### [Request]
Sort through the data and copy the lines holding the word "فأخذ".

### [Data listing]

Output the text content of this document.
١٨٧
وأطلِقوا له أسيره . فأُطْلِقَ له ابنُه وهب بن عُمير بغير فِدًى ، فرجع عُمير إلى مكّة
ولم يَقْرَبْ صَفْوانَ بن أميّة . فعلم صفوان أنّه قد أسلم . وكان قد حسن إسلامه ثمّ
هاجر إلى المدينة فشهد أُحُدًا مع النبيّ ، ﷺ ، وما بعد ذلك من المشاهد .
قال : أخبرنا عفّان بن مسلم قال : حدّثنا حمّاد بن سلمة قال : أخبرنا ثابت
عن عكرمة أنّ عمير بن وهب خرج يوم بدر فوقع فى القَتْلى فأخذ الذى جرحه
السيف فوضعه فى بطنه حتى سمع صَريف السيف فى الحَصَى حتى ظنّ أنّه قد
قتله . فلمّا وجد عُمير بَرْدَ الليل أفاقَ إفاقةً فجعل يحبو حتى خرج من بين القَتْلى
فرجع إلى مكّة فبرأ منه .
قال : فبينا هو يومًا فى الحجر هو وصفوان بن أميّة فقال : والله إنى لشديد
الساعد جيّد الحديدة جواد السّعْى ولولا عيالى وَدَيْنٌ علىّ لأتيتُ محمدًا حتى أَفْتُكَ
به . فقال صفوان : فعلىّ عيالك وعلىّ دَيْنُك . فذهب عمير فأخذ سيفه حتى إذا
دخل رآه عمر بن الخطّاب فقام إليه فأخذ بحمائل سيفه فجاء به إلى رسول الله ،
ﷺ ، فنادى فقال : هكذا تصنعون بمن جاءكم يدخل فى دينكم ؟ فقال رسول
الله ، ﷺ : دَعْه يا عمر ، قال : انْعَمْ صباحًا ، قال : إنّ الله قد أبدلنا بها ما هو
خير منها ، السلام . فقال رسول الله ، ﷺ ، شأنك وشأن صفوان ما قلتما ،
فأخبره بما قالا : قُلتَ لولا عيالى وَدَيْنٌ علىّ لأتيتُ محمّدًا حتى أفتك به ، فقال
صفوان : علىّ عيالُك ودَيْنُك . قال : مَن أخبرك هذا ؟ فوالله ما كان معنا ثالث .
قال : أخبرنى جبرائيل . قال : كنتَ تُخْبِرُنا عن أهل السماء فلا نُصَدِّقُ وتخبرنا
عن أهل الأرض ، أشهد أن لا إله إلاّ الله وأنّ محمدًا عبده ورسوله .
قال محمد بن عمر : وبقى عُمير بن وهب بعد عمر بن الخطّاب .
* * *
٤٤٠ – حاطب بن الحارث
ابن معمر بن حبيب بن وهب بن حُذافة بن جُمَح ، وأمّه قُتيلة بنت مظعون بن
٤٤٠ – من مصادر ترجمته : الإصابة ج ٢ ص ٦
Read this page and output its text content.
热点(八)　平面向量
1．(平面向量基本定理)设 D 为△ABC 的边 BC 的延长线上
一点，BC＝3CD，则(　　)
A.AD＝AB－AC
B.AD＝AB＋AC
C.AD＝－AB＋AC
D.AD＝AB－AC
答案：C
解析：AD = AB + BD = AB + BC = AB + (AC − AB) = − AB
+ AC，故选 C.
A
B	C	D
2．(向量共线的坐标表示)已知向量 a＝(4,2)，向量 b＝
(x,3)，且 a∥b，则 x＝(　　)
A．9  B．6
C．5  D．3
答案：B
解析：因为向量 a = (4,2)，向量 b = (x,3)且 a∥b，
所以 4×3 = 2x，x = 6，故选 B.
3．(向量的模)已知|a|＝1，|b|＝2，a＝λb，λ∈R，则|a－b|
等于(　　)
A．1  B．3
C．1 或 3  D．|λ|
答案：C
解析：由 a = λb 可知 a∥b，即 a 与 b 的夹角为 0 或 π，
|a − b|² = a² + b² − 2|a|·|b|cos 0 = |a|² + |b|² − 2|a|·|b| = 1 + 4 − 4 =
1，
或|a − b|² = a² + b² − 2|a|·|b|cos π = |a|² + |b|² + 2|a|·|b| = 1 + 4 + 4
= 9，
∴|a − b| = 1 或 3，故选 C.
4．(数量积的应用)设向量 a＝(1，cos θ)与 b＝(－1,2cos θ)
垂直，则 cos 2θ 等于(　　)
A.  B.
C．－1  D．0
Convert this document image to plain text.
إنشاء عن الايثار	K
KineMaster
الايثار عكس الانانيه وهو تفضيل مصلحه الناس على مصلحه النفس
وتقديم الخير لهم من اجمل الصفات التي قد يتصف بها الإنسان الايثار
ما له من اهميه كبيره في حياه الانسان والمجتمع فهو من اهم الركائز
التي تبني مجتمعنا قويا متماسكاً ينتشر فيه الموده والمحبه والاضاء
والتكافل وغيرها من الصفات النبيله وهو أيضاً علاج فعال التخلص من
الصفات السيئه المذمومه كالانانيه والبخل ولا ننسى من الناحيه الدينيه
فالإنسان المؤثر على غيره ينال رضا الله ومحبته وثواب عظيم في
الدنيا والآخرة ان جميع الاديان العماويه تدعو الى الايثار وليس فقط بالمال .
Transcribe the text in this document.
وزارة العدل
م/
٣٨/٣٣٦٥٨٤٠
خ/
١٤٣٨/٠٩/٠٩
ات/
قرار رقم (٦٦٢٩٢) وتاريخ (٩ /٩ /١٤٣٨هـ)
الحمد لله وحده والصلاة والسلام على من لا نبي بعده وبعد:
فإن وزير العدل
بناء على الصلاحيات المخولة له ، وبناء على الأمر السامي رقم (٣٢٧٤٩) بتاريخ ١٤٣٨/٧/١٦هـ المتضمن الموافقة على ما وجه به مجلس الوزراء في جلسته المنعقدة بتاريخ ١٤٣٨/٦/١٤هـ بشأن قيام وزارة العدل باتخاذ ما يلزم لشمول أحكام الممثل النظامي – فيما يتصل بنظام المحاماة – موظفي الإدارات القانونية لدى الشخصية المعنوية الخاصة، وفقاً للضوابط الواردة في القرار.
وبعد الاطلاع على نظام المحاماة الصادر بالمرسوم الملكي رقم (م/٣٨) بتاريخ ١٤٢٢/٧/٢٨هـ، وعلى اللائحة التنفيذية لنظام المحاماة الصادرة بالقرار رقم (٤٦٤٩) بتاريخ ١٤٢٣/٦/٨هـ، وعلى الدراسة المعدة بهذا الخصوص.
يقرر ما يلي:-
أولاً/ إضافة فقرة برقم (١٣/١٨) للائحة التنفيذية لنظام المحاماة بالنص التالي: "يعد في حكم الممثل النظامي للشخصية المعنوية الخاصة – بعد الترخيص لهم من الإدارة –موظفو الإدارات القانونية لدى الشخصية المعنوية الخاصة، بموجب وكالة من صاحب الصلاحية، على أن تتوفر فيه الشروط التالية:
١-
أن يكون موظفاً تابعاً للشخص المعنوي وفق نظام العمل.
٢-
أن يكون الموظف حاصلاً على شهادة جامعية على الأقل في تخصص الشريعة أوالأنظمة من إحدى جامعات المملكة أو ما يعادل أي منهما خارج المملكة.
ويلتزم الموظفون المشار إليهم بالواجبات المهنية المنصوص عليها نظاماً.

### [Task output]
عن عكرمة أنّ عمير بن وهب خرج يوم بدر فوقع فى القَتْلى فأخذ الذى جرحه
به . فقال صفوان : فعلىّ عيالك وعلىّ دَيْنُك . فذهب عمير فأخذ سيفه حتى إذا
دخل رآه عمر بن الخطّاب فقام إليه فأخذ بحمائل سيفه فجاء به إلى رسول الله ،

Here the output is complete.